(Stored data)
## START

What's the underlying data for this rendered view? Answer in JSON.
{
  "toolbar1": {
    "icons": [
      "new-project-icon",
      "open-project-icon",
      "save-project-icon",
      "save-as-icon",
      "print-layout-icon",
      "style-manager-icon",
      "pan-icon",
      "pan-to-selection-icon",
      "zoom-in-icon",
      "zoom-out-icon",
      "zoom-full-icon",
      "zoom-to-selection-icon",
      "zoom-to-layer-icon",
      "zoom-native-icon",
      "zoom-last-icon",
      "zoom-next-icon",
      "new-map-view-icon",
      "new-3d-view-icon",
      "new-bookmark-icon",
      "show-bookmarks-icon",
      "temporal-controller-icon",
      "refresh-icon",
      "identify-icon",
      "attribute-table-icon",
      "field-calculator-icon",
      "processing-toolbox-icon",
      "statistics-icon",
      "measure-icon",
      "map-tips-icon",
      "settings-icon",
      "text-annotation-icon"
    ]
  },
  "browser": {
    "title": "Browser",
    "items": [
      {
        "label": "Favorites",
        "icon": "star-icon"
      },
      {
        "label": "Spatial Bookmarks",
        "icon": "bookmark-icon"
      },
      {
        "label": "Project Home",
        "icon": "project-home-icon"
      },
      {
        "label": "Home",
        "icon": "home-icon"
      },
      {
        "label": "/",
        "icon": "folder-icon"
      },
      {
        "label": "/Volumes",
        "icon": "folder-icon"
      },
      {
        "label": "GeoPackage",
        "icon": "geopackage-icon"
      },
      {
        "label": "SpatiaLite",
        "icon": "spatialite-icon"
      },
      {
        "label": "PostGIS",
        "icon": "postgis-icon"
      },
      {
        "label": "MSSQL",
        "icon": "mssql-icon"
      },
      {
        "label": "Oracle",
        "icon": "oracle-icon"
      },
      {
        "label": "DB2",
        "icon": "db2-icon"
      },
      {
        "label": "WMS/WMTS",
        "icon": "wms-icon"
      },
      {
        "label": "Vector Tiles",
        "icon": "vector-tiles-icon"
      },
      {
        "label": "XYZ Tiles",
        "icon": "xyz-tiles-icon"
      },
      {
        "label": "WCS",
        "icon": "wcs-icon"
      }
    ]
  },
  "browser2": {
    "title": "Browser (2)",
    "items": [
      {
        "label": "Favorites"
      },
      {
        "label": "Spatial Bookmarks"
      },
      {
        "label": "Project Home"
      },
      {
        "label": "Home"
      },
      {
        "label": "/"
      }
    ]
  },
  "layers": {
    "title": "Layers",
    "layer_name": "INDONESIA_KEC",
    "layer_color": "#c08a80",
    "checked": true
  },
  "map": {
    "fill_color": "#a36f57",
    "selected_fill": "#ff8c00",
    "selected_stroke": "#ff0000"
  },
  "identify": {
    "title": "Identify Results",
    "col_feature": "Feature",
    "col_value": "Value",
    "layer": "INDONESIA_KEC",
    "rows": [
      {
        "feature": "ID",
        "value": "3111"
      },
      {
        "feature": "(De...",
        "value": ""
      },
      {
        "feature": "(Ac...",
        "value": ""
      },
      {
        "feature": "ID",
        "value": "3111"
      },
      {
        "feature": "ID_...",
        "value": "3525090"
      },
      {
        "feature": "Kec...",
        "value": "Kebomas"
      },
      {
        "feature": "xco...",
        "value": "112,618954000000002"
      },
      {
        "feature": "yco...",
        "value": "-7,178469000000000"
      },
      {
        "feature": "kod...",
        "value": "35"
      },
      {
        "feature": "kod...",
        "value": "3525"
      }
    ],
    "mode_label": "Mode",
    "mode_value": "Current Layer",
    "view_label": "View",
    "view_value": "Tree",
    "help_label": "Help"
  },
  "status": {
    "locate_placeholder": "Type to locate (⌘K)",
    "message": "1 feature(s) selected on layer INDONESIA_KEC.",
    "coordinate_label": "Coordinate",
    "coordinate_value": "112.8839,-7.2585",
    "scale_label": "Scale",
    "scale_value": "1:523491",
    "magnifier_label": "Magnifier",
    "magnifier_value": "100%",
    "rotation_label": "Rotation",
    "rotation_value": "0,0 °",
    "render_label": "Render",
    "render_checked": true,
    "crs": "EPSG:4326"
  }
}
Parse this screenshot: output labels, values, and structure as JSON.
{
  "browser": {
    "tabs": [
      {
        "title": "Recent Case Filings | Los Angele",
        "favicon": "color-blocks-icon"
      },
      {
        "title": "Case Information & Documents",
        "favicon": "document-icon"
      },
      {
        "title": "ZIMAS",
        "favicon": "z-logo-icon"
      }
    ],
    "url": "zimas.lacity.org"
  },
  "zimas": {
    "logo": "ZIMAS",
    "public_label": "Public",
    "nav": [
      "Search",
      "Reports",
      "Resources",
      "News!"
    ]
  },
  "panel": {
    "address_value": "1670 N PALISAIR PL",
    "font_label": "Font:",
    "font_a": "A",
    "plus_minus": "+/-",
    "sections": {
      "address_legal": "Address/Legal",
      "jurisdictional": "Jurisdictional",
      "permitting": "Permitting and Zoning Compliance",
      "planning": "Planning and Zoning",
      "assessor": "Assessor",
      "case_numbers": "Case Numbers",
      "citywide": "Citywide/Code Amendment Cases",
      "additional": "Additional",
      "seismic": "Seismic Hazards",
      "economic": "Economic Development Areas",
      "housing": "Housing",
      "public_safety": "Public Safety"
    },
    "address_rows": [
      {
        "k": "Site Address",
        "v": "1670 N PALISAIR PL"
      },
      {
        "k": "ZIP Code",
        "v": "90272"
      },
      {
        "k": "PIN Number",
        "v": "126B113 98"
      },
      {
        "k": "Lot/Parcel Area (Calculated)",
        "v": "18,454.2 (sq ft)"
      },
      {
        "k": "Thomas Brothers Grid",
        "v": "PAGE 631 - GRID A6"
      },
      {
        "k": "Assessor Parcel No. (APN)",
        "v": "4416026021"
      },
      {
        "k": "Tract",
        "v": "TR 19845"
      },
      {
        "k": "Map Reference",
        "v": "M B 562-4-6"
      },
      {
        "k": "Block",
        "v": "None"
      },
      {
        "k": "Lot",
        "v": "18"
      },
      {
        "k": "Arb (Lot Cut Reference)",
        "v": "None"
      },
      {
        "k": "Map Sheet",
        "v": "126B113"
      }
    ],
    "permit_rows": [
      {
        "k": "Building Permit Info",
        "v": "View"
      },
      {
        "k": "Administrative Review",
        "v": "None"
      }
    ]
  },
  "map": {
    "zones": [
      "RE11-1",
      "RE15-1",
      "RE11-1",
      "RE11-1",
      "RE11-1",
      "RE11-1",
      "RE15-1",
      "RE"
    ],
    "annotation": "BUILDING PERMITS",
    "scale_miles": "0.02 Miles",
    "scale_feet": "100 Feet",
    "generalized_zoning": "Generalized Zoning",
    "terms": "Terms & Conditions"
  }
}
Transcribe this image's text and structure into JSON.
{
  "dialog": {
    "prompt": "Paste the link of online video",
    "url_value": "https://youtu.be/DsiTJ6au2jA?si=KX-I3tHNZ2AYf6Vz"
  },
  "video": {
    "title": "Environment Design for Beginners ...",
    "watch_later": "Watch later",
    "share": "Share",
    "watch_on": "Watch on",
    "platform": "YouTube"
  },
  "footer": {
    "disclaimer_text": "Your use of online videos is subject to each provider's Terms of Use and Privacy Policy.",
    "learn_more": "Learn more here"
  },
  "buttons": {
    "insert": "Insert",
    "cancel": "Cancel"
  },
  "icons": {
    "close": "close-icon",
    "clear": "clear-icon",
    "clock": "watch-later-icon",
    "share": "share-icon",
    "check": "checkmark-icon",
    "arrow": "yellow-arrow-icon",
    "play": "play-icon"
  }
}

## END

**Your goal:**
Take the lines from the one containing "Transcribe this image's" to the last line of the material above and write them out exactly.

**Response for this exercise:**
Transcribe this image's text and structure into JSON.
{
  "dialog": {
    "prompt": "Paste the link of online video",
    "url_value": "https://youtu.be/DsiTJ6au2jA?si=KX-I3tHNZ2AYf6Vz"
  },
  "video": {
    "title": "Environment Design for Beginners ...",
    "watch_later": "Watch later",
    "share": "Share",
    "watch_on": "Watch on",
    "platform": "YouTube"
  },
  "footer": {
    "disclaimer_text": "Your use of online videos is subject to each provider's Terms of Use and Privacy Policy.",
    "learn_more": "Learn more here"
  },
  "buttons": {
    "insert": "Insert",
    "cancel": "Cancel"
  },
  "icons": {
    "close": "close-icon",
    "clear": "clear-icon",
    "clock": "watch-later-icon",
    "share": "share-icon",
    "check": "checkmark-icon",
    "arrow": "yellow-arrow-icon",
    "play": "play-icon"
  }
}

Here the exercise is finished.